**Directions for this task**:
Copy each line below in which the word "have" occurs.
# start of Data provided
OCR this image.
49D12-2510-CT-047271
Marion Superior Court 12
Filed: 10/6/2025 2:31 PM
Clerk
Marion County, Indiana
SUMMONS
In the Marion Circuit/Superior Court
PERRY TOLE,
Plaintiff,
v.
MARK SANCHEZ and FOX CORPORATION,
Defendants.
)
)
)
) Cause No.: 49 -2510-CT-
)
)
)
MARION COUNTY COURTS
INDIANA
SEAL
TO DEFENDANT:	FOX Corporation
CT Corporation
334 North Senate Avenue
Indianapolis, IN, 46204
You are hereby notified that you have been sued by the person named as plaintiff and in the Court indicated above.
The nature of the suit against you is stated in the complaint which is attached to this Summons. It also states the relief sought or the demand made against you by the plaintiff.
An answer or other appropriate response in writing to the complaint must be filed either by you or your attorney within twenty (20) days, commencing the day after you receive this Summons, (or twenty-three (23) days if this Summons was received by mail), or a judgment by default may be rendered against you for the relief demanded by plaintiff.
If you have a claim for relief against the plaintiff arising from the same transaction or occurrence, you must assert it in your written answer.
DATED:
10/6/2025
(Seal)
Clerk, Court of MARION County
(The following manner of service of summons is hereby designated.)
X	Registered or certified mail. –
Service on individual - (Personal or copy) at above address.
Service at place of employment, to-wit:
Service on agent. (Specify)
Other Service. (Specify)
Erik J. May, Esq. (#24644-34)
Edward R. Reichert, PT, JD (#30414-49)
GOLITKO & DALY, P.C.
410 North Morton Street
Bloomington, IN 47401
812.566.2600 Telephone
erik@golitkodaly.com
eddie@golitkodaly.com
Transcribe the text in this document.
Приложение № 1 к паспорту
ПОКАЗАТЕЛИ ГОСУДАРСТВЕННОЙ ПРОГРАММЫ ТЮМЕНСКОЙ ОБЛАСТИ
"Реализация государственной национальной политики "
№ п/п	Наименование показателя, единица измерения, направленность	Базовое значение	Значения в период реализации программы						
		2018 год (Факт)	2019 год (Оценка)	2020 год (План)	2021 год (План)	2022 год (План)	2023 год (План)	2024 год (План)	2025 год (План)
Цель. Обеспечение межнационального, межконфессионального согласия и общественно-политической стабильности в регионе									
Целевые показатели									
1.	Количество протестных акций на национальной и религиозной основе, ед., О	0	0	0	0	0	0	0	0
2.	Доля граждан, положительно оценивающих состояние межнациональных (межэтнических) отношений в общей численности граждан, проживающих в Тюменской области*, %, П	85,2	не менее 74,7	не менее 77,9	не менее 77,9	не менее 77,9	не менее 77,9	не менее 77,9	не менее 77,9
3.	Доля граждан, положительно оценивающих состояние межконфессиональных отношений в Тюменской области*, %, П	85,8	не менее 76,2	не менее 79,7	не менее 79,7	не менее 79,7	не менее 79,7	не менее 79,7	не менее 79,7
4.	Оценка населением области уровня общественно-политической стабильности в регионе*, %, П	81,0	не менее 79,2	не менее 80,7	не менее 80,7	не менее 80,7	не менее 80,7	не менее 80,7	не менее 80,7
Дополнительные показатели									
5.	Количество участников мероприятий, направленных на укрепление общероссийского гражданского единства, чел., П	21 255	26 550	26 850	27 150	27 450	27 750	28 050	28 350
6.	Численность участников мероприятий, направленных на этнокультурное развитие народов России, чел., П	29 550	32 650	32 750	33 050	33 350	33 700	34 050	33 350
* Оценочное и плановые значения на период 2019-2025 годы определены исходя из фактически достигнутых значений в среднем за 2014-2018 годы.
# end of Data provided
**Answer to this problem**:
You are hereby notified that you have been sued by the person named as plaintiff and in the Court indicated above.
If you have a claim for relief against the plaintiff arising from the same transaction or occurrence, you must assert it in your written answer.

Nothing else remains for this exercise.